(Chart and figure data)
>> START

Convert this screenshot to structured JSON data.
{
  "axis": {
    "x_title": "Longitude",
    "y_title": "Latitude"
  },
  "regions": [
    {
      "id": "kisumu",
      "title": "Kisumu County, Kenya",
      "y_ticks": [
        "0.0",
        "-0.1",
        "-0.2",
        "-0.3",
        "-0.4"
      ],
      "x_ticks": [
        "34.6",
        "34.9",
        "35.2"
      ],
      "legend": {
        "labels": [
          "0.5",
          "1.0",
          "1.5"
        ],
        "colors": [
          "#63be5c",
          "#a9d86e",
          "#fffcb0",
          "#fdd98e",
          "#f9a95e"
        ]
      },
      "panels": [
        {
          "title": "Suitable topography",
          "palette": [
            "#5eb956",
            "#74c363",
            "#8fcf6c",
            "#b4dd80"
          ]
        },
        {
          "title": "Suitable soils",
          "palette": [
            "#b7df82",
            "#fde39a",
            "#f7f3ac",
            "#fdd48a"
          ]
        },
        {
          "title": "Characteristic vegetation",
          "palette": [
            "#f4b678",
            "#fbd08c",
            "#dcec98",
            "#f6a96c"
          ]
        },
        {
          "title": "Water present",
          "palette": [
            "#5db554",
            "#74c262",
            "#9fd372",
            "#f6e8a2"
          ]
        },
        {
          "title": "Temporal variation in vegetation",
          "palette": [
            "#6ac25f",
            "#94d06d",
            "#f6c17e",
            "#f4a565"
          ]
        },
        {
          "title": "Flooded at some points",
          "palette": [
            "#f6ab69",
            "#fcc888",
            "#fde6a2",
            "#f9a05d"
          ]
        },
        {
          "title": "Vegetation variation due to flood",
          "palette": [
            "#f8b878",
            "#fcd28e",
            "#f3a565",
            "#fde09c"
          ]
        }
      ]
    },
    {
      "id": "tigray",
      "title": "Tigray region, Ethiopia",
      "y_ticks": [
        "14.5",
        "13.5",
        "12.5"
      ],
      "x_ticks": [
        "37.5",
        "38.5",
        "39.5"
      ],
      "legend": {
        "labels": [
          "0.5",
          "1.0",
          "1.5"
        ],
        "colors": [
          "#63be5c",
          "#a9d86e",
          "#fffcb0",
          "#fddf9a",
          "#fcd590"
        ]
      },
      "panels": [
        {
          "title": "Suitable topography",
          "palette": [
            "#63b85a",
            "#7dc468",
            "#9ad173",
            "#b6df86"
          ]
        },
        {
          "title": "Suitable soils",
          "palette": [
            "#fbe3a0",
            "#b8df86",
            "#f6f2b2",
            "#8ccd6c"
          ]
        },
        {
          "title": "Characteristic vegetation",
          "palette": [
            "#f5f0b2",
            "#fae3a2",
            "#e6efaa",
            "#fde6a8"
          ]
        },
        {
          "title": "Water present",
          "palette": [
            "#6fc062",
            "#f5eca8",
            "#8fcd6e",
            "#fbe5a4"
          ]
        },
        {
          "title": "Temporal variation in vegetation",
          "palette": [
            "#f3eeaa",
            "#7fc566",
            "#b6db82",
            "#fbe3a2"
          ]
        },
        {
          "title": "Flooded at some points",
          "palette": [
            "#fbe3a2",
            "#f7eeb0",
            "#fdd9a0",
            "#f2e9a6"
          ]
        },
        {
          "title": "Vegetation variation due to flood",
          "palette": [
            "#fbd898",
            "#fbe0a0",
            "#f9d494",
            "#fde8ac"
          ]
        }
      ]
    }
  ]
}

>> END

→ EXERCISE: Output every entry shown above, exactly.

→ COMPLETE OUTPUT:
Convert this screenshot to structured JSON data.
{
  "axis": {
    "x_title": "Longitude",
    "y_title": "Latitude"
  },
  "regions": [
    {
      "id": "kisumu",
      "title": "Kisumu County, Kenya",
      "y_ticks": [
        "0.0",
        "-0.1",
        "-0.2",
        "-0.3",
        "-0.4"
      ],
      "x_ticks": [
        "34.6",
        "34.9",
        "35.2"
      ],
      "legend": {
        "labels": [
          "0.5",
          "1.0",
          "1.5"
        ],
        "colors": [
          "#63be5c",
          "#a9d86e",
          "#fffcb0",
          "#fdd98e",
          "#f9a95e"
        ]
      },
      "panels": [
        {
          "title": "Suitable topography",
          "palette": [
            "#5eb956",
            "#74c363",
            "#8fcf6c",
            "#b4dd80"
          ]
        },
        {
          "title": "Suitable soils",
          "palette": [
            "#b7df82",
            "#fde39a",
            "#f7f3ac",
            "#fdd48a"
          ]
        },
        {
          "title": "Characteristic vegetation",
          "palette": [
            "#f4b678",
            "#fbd08c",
            "#dcec98",
            "#f6a96c"
          ]
        },
        {
          "title": "Water present",
          "palette": [
            "#5db554",
            "#74c262",
            "#9fd372",
            "#f6e8a2"
          ]
        },
        {
          "title": "Temporal variation in vegetation",
          "palette": [
            "#6ac25f",
            "#94d06d",
            "#f6c17e",
            "#f4a565"
          ]
        },
        {
          "title": "Flooded at some points",
          "palette": [
            "#f6ab69",
            "#fcc888",
            "#fde6a2",
            "#f9a05d"
          ]
        },
        {
          "title": "Vegetation variation due to flood",
          "palette": [
            "#f8b878",
            "#fcd28e",
            "#f3a565",
            "#fde09c"
          ]
        }
      ]
    },
    {
      "id": "tigray",
      "title": "Tigray region, Ethiopia",
      "y_ticks": [
        "14.5",
        "13.5",
        "12.5"
      ],
      "x_ticks": [
        "37.5",
        "38.5",
        "39.5"
      ],
      "legend": {
        "labels": [
          "0.5",
          "1.0",
          "1.5"
        ],
        "colors": [
          "#63be5c",
          "#a9d86e",
          "#fffcb0",
          "#fddf9a",
          "#fcd590"
        ]
      },
      "panels": [
        {
          "title": "Suitable topography",
          "palette": [
            "#63b85a",
            "#7dc468",
            "#9ad173",
            "#b6df86"
          ]
        },
        {
          "title": "Suitable soils",
          "palette": [
            "#fbe3a0",
            "#b8df86",
            "#f6f2b2",
            "#8ccd6c"
          ]
        },
        {
          "title": "Characteristic vegetation",
          "palette": [
            "#f5f0b2",
            "#fae3a2",
            "#e6efaa",
            "#fde6a8"
          ]
        },
        {
          "title": "Water present",
          "palette": [
            "#6fc062",
            "#f5eca8",
            "#8fcd6e",
            "#fbe5a4"
          ]
        },
        {
          "title": "Temporal variation in vegetation",
          "palette": [
            "#f3eeaa",
            "#7fc566",
            "#b6db82",
            "#fbe3a2"
          ]
        },
        {
          "title": "Flooded at some points",
          "palette": [
            "#fbe3a2",
            "#f7eeb0",
            "#fdd9a0",
            "#f2e9a6"
          ]
        },
        {
          "title": "Vegetation variation due to flood",
          "palette": [
            "#fbd898",
            "#fbe0a0",
            "#f9d494",
            "#fde8ac"
          ]
        }
      ]
    }
  ]
}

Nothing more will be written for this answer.